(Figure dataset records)
▶

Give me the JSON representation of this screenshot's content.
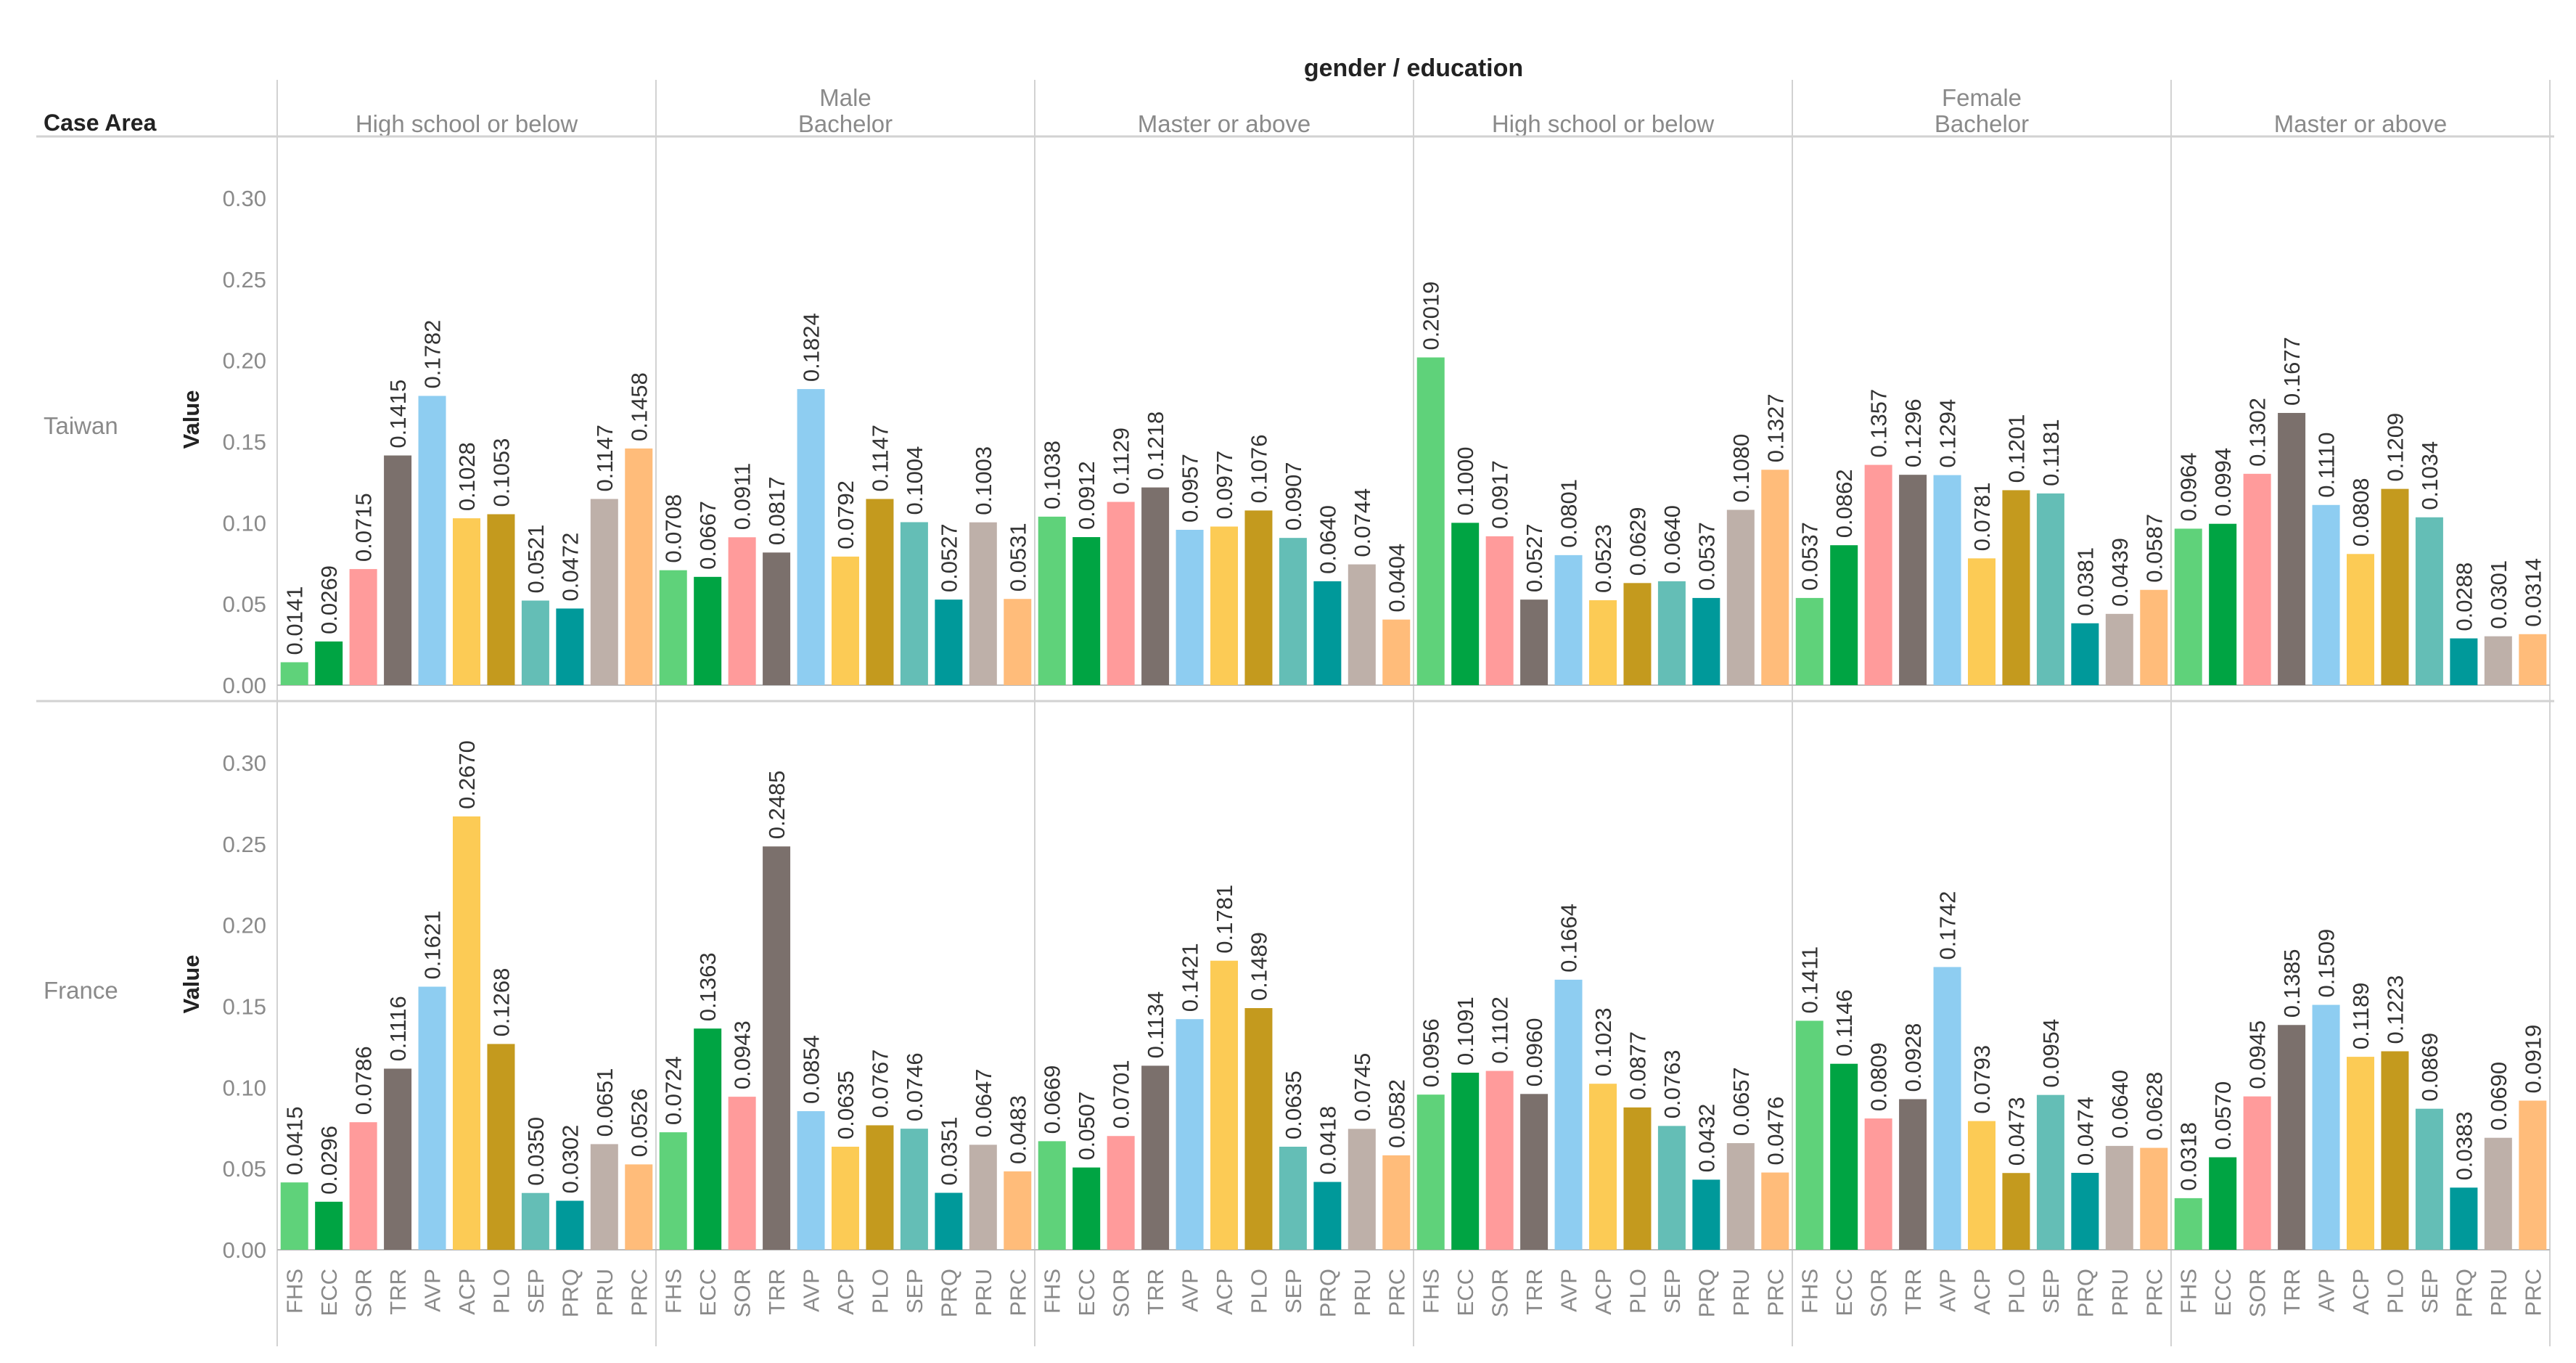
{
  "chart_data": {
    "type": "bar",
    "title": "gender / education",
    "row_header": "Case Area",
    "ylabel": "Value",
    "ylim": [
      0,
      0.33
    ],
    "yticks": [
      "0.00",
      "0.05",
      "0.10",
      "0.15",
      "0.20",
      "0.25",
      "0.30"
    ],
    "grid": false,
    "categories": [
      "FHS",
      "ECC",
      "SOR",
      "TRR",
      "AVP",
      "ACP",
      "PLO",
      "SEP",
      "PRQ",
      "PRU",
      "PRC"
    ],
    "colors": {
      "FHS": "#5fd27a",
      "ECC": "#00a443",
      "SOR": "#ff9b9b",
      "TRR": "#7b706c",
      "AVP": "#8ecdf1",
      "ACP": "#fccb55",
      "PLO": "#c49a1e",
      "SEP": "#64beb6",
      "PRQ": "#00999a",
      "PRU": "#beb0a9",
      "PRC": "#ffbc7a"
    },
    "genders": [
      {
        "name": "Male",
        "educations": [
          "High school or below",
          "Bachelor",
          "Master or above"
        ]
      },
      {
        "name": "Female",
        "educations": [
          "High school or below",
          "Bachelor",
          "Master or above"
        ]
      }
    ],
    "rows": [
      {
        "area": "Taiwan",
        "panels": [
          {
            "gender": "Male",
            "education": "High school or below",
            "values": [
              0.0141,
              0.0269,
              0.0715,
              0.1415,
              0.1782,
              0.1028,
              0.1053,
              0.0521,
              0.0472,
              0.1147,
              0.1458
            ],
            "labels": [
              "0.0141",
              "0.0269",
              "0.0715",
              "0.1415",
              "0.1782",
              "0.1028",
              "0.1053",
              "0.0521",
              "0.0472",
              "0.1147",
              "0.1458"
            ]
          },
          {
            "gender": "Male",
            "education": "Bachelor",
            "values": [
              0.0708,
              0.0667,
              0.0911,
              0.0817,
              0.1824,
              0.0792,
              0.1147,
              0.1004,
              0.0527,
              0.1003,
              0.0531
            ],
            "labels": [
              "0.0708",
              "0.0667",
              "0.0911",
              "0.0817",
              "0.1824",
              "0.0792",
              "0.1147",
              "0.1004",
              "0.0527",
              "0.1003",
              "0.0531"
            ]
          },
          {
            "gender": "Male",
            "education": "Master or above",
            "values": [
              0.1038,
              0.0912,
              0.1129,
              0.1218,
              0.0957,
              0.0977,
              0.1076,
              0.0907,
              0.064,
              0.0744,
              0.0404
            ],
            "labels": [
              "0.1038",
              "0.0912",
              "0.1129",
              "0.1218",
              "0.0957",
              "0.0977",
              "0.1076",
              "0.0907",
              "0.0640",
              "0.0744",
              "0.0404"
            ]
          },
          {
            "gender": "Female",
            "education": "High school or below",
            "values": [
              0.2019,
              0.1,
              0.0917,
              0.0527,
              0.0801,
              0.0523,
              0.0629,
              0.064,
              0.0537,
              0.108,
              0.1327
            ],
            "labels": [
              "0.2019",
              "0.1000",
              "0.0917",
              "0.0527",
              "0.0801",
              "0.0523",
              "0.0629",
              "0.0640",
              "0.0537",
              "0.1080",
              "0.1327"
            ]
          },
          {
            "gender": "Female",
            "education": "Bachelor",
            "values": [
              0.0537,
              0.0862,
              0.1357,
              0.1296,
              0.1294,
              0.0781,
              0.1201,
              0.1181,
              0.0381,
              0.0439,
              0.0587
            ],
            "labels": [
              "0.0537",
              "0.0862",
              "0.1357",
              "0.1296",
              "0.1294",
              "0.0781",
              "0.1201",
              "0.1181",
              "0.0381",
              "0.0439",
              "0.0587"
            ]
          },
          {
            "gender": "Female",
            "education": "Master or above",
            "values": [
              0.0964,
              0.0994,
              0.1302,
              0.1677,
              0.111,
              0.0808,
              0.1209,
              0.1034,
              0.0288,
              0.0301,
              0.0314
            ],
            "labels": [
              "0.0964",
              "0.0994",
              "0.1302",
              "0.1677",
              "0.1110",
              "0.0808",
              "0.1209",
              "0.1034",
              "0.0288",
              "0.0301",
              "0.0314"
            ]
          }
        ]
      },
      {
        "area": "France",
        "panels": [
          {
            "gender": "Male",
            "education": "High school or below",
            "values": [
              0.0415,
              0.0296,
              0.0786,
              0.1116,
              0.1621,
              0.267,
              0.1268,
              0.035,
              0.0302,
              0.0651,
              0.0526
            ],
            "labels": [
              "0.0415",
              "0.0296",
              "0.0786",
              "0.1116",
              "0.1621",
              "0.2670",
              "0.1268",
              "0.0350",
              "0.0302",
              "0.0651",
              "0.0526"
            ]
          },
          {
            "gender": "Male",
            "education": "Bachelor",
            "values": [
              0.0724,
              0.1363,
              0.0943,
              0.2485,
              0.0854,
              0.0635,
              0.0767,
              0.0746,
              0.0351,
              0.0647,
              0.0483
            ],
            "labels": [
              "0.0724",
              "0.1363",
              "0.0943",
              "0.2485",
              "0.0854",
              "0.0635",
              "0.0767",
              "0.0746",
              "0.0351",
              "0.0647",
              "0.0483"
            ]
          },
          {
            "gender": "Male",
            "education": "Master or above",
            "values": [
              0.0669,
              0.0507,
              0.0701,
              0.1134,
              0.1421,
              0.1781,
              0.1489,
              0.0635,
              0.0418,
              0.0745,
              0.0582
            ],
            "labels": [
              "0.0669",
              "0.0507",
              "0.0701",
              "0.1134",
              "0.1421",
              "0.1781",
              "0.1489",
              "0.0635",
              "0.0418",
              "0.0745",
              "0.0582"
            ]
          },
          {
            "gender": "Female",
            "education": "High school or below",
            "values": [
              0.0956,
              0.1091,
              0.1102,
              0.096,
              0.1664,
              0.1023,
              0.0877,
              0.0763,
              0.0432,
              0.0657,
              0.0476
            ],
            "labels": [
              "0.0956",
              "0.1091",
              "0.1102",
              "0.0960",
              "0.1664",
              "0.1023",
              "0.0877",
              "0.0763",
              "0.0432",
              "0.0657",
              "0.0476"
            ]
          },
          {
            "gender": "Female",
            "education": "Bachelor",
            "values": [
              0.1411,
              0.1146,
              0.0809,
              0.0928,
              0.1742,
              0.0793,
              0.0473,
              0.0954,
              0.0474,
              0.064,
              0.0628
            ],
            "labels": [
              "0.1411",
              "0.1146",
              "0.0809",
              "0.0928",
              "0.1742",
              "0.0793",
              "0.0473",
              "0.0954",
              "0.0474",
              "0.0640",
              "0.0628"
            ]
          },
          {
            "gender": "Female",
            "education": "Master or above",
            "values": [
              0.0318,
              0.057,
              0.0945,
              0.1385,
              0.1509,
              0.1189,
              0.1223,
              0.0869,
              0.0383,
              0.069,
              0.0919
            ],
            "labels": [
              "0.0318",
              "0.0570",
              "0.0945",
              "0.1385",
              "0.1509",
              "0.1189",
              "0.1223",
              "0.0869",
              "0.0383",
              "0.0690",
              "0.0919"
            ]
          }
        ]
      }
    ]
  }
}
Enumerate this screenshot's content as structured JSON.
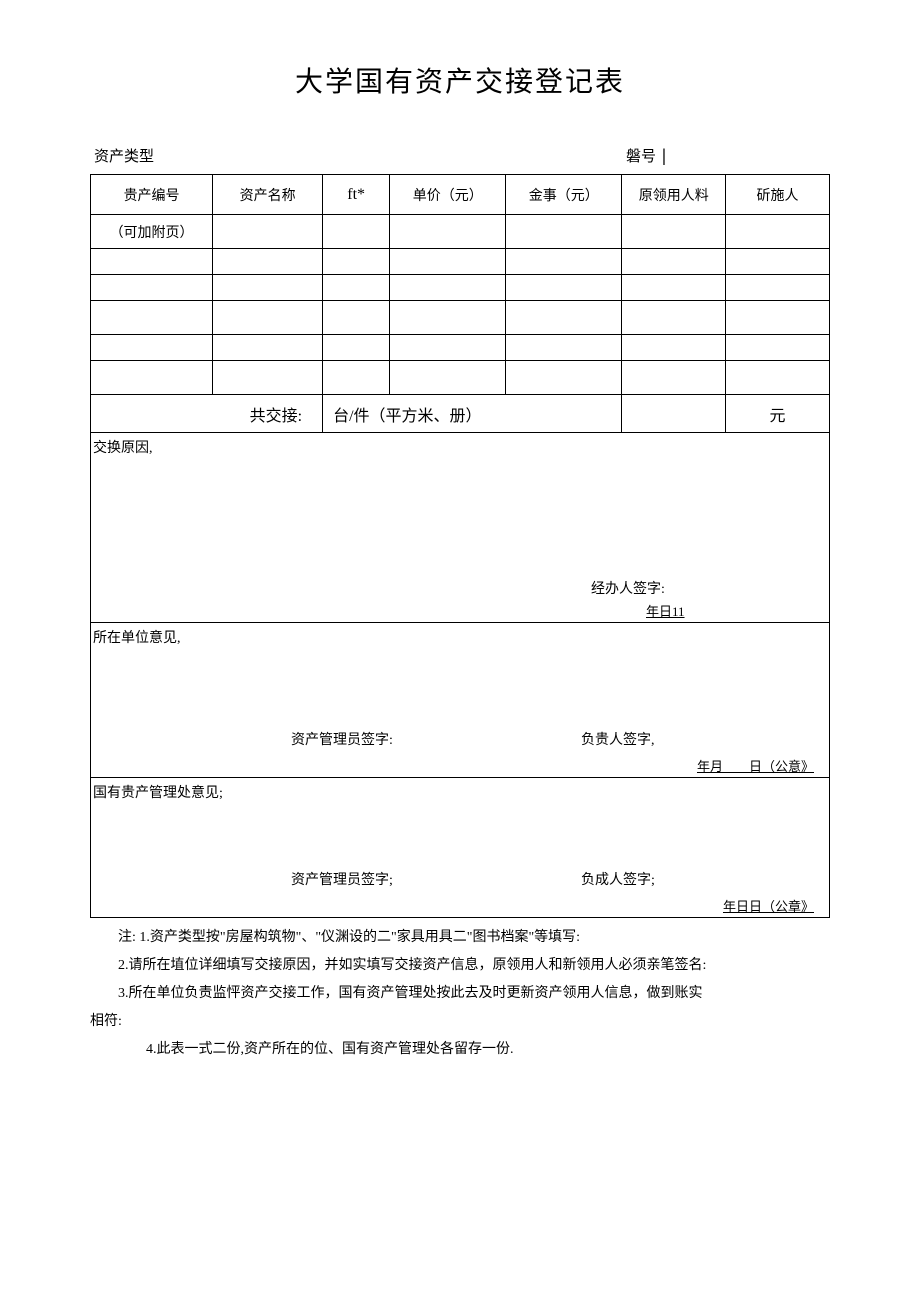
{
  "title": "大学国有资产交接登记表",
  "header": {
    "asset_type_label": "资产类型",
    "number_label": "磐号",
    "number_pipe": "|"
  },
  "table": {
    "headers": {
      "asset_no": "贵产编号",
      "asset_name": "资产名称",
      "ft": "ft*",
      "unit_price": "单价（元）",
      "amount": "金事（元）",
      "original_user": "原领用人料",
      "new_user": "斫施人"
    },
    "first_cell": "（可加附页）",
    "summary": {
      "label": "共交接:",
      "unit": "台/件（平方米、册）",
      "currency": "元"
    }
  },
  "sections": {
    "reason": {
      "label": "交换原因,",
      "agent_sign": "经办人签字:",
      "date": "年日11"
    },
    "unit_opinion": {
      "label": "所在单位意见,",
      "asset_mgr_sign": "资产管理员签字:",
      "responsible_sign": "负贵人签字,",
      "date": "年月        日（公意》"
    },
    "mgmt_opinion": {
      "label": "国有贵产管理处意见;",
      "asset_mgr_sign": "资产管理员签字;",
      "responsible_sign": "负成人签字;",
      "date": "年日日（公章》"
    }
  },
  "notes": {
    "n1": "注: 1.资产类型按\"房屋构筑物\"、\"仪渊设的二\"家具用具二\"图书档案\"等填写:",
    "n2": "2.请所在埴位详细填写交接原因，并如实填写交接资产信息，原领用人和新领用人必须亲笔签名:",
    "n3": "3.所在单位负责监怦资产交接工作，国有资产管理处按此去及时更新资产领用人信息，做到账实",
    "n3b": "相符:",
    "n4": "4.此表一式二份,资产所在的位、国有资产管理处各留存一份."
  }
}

◀

◆ Aim of the task ◆
List every line above containing the word "screenshot".

◆ Exercise response ◆
Give me the JSON representation of this screenshot's content.
Enumerate this screenshot's content as structured JSON.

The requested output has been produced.